- Your objective
Write out all of the entries exactly as given.

Saved entries:
_ _ _ _ _

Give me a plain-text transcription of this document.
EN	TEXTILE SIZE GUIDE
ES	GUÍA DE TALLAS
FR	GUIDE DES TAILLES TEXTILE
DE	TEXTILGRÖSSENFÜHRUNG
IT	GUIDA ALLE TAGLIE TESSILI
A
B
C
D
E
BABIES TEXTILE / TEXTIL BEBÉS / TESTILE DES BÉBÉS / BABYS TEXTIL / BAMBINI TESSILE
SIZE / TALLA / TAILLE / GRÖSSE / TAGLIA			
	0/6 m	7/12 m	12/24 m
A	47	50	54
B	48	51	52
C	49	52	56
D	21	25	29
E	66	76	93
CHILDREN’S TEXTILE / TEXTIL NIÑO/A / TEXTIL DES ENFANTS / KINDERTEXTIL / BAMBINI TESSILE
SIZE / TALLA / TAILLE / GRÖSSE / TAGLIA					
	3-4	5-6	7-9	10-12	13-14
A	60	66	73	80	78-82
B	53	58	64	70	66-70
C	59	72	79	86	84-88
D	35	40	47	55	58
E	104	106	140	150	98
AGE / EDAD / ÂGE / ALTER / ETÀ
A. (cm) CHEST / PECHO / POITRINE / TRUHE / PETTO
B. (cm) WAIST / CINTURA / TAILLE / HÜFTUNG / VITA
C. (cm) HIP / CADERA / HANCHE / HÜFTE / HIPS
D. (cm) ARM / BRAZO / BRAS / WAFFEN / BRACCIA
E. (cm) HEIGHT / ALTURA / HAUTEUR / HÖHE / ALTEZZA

_ _ _ _ _

- Written response
Give me a plain-text transcription of this document.
EN	TEXTILE SIZE GUIDE
ES	GUÍA DE TALLAS
FR	GUIDE DES TAILLES TEXTILE
DE	TEXTILGRÖSSENFÜHRUNG
IT	GUIDA ALLE TAGLIE TESSILI
A
B
C
D
E
BABIES TEXTILE / TEXTIL BEBÉS / TESTILE DES BÉBÉS / BABYS TEXTIL / BAMBINI TESSILE
SIZE / TALLA / TAILLE / GRÖSSE / TAGLIA			
	0/6 m	7/12 m	12/24 m
A	47	50	54
B	48	51	52
C	49	52	56
D	21	25	29
E	66	76	93
CHILDREN’S TEXTILE / TEXTIL NIÑO/A / TEXTIL DES ENFANTS / KINDERTEXTIL / BAMBINI TESSILE
SIZE / TALLA / TAILLE / GRÖSSE / TAGLIA					
	3-4	5-6	7-9	10-12	13-14
A	60	66	73	80	78-82
B	53	58	64	70	66-70
C	59	72	79	86	84-88
D	35	40	47	55	58
E	104	106	140	150	98
AGE / EDAD / ÂGE / ALTER / ETÀ
A. (cm) CHEST / PECHO / POITRINE / TRUHE / PETTO
B. (cm) WAIST / CINTURA / TAILLE / HÜFTUNG / VITA
C. (cm) HIP / CADERA / HANCHE / HÜFTE / HIPS
D. (cm) ARM / BRAZO / BRAS / WAFFEN / BRACCIA
E. (cm) HEIGHT / ALTURA / HAUTEUR / HÖHE / ALTEZZA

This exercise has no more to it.